**What is expected**
Keep only the lines where "JSON" appears.

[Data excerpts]
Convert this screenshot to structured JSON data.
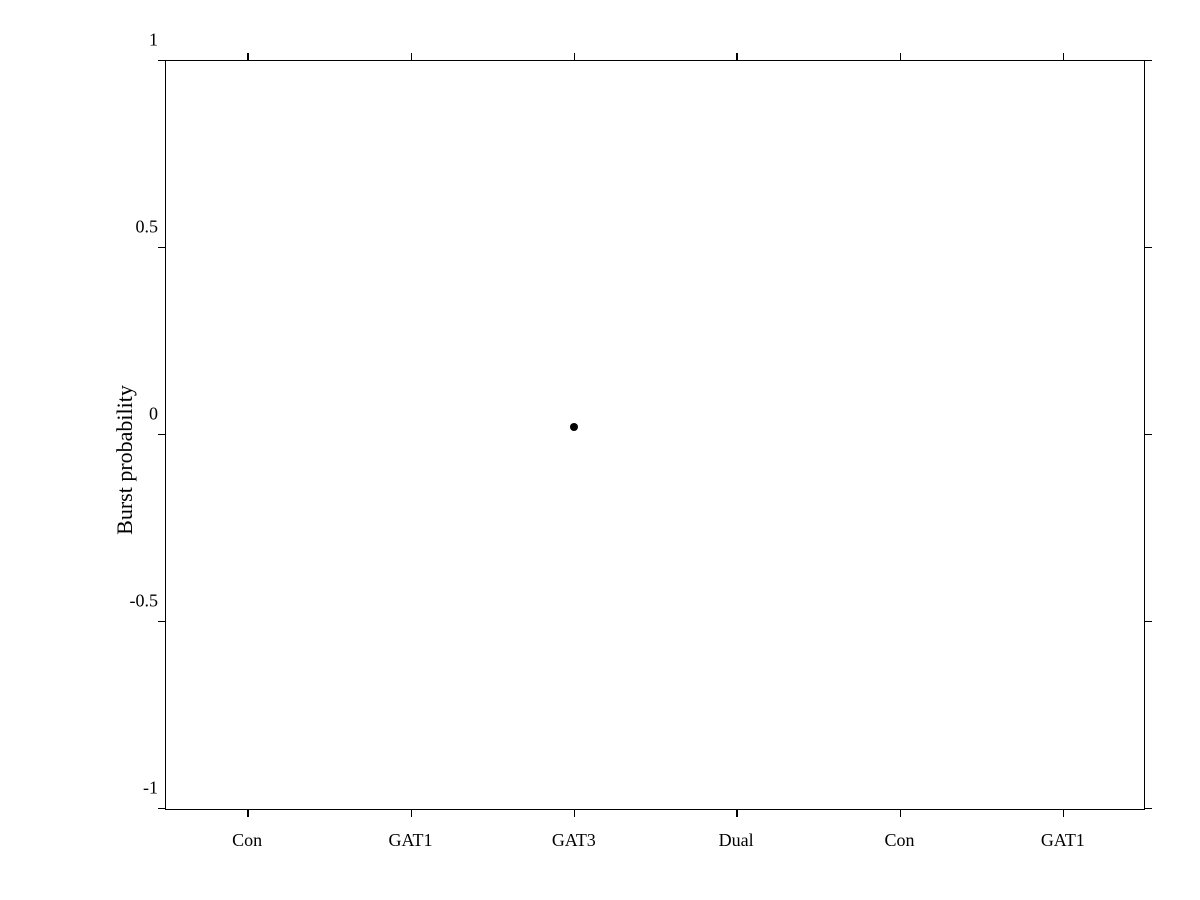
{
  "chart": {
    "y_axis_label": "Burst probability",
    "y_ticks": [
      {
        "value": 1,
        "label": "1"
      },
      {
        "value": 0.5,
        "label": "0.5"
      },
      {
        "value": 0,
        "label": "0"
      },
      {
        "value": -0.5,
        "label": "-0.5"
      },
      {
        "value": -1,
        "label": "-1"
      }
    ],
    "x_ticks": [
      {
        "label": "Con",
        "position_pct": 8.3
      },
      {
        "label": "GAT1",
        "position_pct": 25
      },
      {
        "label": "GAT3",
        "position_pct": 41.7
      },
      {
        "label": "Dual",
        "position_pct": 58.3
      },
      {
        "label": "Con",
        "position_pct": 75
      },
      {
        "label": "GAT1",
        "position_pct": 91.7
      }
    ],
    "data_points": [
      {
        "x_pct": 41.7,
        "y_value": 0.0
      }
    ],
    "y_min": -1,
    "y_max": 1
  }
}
---
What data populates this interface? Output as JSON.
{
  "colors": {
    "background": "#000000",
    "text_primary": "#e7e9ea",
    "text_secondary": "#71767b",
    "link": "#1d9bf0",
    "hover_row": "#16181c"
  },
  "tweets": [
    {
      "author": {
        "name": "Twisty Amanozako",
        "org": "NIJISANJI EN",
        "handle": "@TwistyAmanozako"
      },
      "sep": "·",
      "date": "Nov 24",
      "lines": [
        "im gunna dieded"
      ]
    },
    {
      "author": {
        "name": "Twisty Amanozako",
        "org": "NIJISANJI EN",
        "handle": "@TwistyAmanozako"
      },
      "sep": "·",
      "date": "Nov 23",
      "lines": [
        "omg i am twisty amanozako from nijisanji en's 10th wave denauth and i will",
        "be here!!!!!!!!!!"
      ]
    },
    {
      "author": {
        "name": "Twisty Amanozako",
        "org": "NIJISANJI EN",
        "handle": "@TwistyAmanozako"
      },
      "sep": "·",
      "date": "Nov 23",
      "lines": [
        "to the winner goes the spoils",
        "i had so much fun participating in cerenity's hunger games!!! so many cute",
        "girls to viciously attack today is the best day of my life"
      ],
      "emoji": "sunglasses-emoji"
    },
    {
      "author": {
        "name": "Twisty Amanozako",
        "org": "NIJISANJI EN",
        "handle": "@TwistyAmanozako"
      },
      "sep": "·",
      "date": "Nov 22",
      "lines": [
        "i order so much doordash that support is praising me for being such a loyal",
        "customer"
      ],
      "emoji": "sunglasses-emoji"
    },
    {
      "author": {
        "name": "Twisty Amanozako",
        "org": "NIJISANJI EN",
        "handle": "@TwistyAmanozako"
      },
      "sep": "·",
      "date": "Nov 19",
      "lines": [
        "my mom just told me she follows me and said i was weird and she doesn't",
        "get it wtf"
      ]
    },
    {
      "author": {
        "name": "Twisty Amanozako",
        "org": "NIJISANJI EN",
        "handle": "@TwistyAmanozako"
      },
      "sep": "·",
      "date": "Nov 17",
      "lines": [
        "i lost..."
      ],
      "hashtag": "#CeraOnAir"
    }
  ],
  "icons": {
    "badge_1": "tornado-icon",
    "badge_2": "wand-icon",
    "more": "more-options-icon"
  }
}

**The output**
Convert this screenshot to structured JSON data.
What data populates this interface? Output as JSON.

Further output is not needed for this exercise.